===== DATASET
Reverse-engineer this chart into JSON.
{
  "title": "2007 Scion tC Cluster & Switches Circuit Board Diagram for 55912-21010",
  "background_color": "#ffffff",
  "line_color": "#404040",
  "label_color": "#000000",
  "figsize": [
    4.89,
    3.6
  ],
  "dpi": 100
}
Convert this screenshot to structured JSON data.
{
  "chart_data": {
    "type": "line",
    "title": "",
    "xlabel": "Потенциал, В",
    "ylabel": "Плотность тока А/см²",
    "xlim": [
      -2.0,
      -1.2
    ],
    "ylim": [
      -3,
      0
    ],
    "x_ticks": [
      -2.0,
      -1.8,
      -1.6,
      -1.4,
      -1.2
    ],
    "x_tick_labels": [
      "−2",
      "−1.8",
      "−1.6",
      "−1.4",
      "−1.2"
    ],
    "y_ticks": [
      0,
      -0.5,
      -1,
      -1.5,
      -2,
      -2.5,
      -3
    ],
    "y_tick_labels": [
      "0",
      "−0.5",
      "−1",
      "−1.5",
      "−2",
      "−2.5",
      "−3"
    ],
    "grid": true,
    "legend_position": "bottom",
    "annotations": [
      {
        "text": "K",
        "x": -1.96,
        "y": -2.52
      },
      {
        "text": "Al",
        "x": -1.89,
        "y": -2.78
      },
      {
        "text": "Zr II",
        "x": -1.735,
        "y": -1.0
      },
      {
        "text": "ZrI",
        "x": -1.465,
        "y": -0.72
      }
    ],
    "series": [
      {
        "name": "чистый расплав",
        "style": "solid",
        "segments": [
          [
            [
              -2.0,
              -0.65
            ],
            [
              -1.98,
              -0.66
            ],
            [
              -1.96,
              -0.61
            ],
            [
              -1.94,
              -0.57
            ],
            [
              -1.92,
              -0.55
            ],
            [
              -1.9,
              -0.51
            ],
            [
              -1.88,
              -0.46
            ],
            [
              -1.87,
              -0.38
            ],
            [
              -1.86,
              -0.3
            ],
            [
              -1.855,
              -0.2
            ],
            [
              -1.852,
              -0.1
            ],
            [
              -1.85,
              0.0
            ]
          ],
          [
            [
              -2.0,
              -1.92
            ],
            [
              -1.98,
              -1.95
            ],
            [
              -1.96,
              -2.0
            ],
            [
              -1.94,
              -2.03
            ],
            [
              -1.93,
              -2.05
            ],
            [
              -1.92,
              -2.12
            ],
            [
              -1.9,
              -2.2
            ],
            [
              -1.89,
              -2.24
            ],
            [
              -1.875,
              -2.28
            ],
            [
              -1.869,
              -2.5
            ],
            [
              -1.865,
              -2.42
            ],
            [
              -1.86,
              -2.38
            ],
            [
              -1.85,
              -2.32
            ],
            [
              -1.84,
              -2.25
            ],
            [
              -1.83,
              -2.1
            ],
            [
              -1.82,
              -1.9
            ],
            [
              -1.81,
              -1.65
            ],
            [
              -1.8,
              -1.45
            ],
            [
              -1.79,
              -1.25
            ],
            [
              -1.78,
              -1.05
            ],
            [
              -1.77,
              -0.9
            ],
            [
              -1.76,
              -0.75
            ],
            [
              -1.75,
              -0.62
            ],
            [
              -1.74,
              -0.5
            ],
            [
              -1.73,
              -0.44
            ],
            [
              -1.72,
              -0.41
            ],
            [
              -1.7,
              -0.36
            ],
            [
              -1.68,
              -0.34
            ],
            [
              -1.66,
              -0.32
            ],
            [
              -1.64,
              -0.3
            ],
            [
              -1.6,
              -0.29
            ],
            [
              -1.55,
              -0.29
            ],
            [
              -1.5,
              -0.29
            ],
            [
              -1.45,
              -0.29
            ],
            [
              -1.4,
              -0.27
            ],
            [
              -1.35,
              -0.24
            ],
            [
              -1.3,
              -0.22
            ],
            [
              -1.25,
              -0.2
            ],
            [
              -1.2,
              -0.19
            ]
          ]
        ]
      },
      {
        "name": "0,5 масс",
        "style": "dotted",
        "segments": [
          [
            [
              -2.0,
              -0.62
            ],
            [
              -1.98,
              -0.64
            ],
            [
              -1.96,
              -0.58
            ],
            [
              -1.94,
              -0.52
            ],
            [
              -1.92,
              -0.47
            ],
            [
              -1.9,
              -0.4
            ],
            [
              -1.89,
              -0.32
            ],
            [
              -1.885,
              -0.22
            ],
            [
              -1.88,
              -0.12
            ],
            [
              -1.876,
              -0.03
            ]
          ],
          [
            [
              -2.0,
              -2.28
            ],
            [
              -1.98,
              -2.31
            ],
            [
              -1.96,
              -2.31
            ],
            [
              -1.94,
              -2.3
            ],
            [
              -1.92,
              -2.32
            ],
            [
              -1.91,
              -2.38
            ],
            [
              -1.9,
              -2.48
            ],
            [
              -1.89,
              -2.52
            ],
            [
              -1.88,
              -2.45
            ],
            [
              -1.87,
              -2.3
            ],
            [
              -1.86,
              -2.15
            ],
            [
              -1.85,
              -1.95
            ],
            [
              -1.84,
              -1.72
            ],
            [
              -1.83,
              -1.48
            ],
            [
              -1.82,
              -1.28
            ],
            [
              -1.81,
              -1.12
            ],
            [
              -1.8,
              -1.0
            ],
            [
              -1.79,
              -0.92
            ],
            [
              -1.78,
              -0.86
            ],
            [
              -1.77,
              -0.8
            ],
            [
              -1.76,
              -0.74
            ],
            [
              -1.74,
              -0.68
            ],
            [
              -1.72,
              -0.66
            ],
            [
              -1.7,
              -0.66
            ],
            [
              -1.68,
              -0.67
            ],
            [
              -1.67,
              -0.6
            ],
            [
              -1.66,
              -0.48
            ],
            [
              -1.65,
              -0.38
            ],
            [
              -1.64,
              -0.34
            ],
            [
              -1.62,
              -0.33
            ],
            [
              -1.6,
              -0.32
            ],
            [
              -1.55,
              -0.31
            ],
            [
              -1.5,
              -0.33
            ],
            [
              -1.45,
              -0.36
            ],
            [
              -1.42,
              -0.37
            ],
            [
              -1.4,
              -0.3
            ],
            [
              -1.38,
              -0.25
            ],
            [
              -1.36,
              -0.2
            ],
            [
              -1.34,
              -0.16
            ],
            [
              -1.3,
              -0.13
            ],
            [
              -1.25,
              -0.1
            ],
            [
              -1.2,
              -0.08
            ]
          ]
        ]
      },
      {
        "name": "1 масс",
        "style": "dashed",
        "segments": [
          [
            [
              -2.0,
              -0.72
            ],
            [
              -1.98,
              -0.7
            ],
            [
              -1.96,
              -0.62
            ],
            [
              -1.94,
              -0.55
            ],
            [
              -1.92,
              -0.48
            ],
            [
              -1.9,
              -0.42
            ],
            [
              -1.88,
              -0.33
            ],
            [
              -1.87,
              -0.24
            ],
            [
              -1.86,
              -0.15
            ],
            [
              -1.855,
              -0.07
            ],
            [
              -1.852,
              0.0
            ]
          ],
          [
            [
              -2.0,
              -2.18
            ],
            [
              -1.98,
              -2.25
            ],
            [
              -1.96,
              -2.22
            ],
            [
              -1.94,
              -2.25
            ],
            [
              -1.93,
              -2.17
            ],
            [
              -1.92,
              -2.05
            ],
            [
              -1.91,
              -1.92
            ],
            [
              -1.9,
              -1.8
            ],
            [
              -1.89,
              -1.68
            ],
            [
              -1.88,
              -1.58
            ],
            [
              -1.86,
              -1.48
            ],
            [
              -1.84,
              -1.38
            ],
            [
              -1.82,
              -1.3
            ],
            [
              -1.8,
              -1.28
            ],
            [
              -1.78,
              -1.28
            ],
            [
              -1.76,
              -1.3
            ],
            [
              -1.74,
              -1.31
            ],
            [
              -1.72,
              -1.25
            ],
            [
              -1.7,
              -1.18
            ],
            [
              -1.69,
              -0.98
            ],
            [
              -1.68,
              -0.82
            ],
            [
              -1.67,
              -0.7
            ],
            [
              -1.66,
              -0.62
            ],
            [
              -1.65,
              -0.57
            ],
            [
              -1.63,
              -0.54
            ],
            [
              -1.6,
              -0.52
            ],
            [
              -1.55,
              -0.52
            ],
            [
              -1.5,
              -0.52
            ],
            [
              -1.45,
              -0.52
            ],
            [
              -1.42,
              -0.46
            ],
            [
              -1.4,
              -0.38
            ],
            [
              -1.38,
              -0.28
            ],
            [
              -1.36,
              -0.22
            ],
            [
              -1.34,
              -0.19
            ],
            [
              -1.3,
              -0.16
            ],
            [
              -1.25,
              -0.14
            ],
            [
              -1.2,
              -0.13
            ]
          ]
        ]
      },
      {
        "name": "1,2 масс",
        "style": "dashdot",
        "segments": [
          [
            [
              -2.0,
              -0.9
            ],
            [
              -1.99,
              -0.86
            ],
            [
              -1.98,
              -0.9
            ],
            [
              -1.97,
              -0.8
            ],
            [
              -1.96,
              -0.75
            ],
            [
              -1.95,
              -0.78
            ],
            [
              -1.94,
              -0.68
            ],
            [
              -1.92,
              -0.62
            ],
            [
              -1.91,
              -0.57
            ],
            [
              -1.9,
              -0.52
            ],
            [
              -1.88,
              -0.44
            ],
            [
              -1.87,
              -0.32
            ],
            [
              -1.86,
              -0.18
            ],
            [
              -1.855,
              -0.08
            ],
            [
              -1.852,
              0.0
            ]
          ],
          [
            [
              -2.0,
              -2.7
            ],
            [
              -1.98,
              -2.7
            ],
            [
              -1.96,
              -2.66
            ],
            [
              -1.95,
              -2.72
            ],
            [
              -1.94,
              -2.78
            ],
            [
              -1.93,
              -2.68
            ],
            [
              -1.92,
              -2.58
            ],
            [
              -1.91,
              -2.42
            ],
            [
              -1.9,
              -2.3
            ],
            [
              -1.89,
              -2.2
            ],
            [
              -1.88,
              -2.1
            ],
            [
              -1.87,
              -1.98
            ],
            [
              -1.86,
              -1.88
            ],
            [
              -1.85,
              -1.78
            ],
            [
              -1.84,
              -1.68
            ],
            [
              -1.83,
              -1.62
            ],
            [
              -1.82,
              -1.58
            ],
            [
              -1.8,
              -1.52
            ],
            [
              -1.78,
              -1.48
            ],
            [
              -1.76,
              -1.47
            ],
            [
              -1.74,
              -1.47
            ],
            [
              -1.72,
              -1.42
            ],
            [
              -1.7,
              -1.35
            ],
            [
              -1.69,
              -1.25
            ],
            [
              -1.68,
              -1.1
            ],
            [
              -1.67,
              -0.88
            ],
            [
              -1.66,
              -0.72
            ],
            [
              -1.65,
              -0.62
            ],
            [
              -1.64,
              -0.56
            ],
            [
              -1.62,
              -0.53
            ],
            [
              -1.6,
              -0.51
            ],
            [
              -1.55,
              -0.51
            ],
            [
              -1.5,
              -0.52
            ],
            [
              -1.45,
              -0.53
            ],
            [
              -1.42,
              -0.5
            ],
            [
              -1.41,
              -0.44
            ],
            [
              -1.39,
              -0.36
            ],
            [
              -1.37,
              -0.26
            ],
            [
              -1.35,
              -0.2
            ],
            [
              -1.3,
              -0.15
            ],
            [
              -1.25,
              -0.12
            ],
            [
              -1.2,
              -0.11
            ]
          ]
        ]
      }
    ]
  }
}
==========
Search the entries for the word "style" and copy every line that has it.

#### [SOLVED EXERCISE]
        "style": "solid",
        "style": "dotted",
        "style": "dashed",
        "style": "dashdot",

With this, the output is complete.